_DATASET CONTENT_
----------

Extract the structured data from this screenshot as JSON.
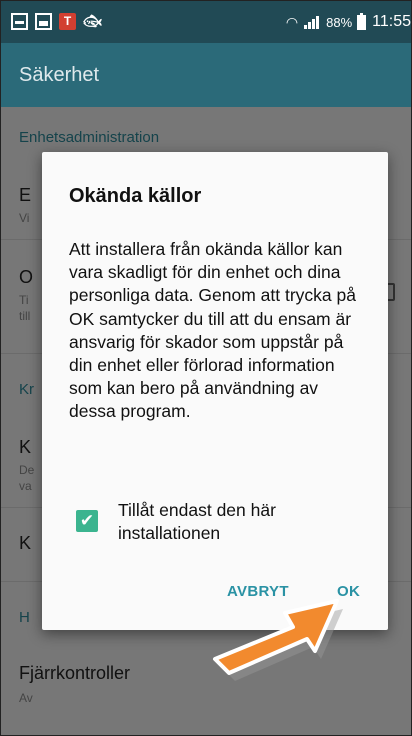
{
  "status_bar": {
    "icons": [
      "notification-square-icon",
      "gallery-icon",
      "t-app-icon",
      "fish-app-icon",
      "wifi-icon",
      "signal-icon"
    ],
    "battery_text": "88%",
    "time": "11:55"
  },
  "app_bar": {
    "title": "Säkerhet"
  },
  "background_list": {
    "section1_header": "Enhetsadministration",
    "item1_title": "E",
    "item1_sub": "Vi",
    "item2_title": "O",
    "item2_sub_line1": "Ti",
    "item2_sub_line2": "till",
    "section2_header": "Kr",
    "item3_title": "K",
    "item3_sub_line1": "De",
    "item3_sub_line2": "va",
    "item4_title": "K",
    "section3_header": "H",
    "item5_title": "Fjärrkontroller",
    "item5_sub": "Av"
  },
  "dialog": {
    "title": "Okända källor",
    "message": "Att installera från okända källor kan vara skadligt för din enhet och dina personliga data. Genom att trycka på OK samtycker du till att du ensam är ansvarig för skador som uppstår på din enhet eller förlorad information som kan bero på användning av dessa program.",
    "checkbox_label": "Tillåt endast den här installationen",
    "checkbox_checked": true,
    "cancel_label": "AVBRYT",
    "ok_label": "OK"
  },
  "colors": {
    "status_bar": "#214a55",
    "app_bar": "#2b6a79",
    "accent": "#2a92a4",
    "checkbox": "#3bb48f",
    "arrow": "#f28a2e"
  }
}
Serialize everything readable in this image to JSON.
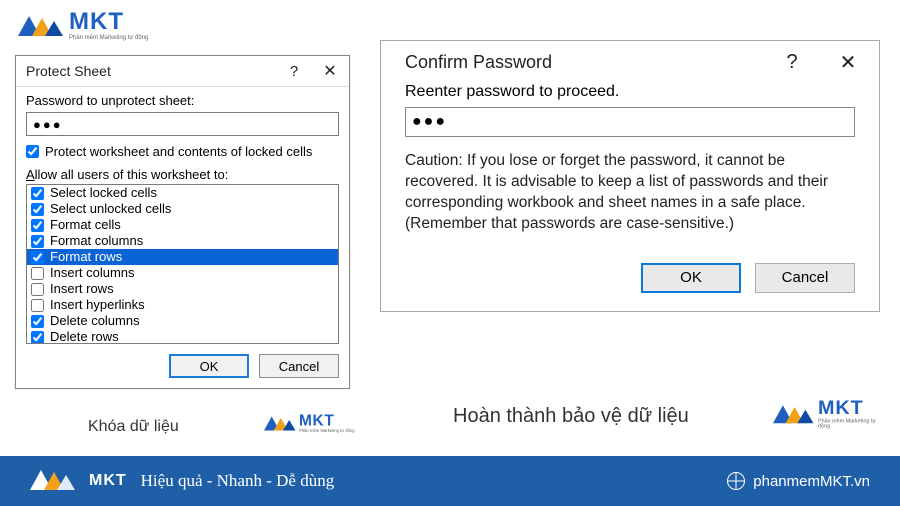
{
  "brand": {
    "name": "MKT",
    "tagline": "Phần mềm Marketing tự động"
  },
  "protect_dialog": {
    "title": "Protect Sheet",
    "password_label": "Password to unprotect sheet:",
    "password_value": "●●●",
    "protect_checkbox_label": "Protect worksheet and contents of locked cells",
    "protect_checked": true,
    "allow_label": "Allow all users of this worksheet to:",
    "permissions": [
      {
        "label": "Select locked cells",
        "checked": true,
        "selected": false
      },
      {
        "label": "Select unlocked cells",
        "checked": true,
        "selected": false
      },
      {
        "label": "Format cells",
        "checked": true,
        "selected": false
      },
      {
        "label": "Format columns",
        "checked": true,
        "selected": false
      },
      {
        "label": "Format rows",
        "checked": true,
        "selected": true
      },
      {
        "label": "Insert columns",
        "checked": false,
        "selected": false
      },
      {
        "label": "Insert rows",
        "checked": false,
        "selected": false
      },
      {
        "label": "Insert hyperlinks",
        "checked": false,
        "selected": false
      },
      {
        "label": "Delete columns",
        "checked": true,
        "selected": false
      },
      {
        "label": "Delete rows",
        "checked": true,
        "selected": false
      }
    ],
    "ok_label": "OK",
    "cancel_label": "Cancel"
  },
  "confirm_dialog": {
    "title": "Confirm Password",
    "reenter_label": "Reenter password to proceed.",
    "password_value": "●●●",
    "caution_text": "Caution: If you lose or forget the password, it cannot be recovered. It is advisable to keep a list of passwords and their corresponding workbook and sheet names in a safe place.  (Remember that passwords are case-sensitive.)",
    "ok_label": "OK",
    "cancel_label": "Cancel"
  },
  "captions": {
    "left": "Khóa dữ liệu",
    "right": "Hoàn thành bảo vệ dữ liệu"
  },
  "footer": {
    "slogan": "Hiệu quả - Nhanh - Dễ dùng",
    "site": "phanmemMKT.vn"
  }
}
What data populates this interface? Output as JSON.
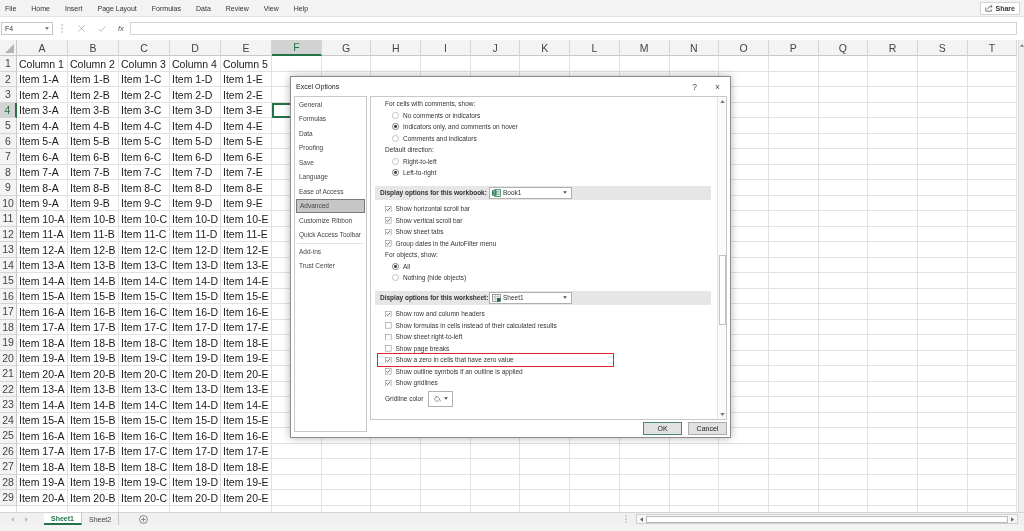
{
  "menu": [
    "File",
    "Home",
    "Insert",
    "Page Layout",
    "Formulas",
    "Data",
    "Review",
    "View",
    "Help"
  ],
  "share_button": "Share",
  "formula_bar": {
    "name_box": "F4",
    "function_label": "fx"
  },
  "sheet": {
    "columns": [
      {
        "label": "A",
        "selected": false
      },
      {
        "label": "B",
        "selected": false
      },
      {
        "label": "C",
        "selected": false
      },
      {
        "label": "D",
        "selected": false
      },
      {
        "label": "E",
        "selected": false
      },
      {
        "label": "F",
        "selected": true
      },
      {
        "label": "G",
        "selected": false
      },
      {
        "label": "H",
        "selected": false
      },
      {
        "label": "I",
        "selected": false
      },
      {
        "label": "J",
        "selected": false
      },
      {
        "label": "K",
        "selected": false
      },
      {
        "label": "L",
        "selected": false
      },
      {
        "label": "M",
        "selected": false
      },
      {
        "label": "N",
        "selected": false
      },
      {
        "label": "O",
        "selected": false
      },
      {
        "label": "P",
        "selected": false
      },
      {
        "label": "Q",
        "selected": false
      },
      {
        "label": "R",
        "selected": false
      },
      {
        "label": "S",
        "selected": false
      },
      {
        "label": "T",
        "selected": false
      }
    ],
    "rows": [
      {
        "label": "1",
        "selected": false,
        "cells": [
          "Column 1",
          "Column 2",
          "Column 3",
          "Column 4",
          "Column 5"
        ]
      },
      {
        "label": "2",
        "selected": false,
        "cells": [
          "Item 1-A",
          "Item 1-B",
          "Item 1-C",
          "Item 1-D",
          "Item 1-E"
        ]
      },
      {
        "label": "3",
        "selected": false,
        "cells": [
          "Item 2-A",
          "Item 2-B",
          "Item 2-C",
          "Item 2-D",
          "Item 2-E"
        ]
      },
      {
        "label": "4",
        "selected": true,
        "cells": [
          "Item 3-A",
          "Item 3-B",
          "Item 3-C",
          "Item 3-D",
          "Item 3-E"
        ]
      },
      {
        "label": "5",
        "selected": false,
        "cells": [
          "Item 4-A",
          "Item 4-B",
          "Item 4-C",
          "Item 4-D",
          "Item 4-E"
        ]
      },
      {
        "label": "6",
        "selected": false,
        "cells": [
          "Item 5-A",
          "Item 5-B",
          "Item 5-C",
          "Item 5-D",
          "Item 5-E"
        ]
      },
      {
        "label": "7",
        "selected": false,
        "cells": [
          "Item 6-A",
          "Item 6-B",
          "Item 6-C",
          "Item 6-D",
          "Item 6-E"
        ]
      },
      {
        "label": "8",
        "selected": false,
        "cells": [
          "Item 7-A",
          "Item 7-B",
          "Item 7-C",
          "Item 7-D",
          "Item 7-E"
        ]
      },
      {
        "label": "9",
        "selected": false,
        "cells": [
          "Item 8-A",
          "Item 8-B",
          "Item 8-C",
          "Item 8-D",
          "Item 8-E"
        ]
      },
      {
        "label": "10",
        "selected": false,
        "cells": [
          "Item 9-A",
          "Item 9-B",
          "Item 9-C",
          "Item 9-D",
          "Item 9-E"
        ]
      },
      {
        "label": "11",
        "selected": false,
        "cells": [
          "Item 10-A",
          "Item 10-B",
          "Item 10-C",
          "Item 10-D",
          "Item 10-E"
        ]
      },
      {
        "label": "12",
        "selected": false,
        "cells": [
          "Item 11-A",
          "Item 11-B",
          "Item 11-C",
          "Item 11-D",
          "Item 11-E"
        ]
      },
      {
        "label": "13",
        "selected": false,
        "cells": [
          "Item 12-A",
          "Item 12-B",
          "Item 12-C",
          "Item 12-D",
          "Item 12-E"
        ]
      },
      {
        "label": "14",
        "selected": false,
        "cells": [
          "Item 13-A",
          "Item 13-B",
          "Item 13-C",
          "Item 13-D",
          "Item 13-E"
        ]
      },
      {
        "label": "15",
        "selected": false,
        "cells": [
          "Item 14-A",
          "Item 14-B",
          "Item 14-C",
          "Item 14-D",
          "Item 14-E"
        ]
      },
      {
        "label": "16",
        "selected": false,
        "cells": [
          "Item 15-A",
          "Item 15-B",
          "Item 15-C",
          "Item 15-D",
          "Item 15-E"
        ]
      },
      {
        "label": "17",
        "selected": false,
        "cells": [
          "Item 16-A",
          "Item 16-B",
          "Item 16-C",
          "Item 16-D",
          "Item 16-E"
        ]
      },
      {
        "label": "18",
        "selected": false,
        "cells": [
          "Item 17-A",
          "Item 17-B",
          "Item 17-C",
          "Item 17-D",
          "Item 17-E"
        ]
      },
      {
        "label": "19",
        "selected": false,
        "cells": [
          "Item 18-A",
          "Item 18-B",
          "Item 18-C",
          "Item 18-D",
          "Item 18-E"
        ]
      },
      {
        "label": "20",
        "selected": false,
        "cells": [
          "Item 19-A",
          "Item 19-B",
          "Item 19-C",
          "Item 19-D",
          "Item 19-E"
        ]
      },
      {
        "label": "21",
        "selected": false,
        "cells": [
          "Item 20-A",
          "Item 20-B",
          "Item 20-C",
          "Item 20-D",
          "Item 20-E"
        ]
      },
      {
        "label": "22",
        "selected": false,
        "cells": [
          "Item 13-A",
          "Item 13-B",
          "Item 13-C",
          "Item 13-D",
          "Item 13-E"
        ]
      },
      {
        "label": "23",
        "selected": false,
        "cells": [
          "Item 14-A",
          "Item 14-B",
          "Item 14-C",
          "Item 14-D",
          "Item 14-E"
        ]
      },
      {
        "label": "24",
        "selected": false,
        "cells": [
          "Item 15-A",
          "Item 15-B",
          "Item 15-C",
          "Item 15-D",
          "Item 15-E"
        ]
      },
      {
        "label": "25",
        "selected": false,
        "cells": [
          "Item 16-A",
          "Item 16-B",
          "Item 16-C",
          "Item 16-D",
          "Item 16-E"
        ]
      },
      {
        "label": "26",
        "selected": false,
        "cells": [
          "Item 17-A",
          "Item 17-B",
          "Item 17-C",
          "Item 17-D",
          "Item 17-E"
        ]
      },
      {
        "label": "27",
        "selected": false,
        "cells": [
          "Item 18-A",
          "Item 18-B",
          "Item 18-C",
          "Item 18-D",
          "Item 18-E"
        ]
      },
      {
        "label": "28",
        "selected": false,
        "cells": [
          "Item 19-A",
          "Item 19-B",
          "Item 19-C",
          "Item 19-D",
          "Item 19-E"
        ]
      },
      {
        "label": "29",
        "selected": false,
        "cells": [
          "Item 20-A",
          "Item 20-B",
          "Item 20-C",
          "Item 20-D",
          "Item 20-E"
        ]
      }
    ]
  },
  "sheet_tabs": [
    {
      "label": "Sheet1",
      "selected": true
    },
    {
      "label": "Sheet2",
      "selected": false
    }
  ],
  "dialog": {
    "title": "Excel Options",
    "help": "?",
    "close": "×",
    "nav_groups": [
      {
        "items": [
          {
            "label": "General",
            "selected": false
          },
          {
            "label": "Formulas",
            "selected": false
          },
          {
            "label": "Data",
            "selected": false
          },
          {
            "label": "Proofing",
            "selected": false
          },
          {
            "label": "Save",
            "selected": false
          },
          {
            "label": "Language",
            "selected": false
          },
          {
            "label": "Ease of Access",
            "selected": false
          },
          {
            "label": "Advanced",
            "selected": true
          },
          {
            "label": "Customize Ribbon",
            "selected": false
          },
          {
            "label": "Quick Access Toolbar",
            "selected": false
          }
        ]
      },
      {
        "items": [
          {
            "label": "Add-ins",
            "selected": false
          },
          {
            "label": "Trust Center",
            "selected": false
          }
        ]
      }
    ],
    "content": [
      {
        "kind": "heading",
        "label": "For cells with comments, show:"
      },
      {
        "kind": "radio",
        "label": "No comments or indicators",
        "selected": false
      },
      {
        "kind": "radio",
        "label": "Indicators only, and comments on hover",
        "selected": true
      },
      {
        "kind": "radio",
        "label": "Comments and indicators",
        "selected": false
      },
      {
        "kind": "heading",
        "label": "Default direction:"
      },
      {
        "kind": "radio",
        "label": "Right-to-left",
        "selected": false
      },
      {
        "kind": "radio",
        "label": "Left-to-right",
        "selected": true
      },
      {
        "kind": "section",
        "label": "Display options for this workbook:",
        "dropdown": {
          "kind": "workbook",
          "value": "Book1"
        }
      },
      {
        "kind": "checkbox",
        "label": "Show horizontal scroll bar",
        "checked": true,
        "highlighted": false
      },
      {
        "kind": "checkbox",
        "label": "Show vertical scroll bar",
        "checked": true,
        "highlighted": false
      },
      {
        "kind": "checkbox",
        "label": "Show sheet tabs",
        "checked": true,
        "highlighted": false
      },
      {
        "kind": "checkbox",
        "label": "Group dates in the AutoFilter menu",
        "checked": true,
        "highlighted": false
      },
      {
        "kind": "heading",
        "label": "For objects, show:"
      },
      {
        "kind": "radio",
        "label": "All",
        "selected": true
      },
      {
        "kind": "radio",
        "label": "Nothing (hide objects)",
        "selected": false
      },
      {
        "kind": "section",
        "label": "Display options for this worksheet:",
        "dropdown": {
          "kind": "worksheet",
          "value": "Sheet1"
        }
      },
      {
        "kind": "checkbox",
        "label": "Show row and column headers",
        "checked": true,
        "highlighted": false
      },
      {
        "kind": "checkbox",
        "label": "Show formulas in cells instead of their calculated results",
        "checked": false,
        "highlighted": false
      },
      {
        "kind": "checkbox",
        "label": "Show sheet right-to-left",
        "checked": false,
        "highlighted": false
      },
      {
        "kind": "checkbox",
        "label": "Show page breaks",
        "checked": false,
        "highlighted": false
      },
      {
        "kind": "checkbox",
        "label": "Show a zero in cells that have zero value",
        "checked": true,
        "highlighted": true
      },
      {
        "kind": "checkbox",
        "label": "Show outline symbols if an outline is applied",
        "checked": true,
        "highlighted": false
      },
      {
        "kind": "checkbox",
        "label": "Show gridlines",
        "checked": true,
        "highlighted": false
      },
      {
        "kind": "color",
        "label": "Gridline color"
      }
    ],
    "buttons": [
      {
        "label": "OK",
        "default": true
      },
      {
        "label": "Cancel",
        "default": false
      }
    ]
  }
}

----------

_YOUR GOAL_
If a line in the material holds "columns", copy it.

_RESULT BELOW_
        "label": "Format columns",
        "label": "Insert columns",
        "label": "Delete columns",
    "columns": [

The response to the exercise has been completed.